* **TASK REQUIREMENTS**: Copy all the material that follows, keeping every character the same.

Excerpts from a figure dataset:
--------------------------------------------------
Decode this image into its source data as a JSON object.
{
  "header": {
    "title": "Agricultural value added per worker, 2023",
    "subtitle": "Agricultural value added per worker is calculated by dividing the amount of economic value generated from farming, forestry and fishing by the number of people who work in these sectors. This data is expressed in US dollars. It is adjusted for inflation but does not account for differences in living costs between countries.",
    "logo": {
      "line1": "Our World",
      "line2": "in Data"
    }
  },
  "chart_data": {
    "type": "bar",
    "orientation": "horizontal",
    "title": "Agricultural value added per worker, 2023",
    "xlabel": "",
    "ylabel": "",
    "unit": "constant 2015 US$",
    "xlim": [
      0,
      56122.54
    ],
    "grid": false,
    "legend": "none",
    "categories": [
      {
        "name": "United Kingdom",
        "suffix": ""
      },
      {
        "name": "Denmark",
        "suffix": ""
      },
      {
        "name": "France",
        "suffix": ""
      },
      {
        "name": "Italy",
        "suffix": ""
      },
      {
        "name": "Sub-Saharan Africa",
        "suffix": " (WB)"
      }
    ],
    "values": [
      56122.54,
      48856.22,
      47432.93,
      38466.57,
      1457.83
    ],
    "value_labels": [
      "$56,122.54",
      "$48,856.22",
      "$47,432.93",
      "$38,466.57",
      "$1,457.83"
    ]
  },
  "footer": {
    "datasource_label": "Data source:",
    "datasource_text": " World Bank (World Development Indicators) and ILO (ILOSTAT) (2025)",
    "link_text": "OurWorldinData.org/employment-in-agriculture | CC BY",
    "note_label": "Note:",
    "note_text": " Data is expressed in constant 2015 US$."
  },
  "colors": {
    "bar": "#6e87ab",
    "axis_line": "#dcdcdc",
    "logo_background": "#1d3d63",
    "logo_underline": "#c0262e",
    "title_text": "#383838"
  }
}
--------------------------------------------------
* **SOLUTION TO THE PROBLEM**:
Decode this image into its source data as a JSON object.
{
  "header": {
    "title": "Agricultural value added per worker, 2023",
    "subtitle": "Agricultural value added per worker is calculated by dividing the amount of economic value generated from farming, forestry and fishing by the number of people who work in these sectors. This data is expressed in US dollars. It is adjusted for inflation but does not account for differences in living costs between countries.",
    "logo": {
      "line1": "Our World",
      "line2": "in Data"
    }
  },
  "chart_data": {
    "type": "bar",
    "orientation": "horizontal",
    "title": "Agricultural value added per worker, 2023",
    "xlabel": "",
    "ylabel": "",
    "unit": "constant 2015 US$",
    "xlim": [
      0,
      56122.54
    ],
    "grid": false,
    "legend": "none",
    "categories": [
      {
        "name": "United Kingdom",
        "suffix": ""
      },
      {
        "name": "Denmark",
        "suffix": ""
      },
      {
        "name": "France",
        "suffix": ""
      },
      {
        "name": "Italy",
        "suffix": ""
      },
      {
        "name": "Sub-Saharan Africa",
        "suffix": " (WB)"
      }
    ],
    "values": [
      56122.54,
      48856.22,
      47432.93,
      38466.57,
      1457.83
    ],
    "value_labels": [
      "$56,122.54",
      "$48,856.22",
      "$47,432.93",
      "$38,466.57",
      "$1,457.83"
    ]
  },
  "footer": {
    "datasource_label": "Data source:",
    "datasource_text": " World Bank (World Development Indicators) and ILO (ILOSTAT) (2025)",
    "link_text": "OurWorldinData.org/employment-in-agriculture | CC BY",
    "note_label": "Note:",
    "note_text": " Data is expressed in constant 2015 US$."
  },
  "colors": {
    "bar": "#6e87ab",
    "axis_line": "#dcdcdc",
    "logo_background": "#1d3d63",
    "logo_underline": "#c0262e",
    "title_text": "#383838"
  }
}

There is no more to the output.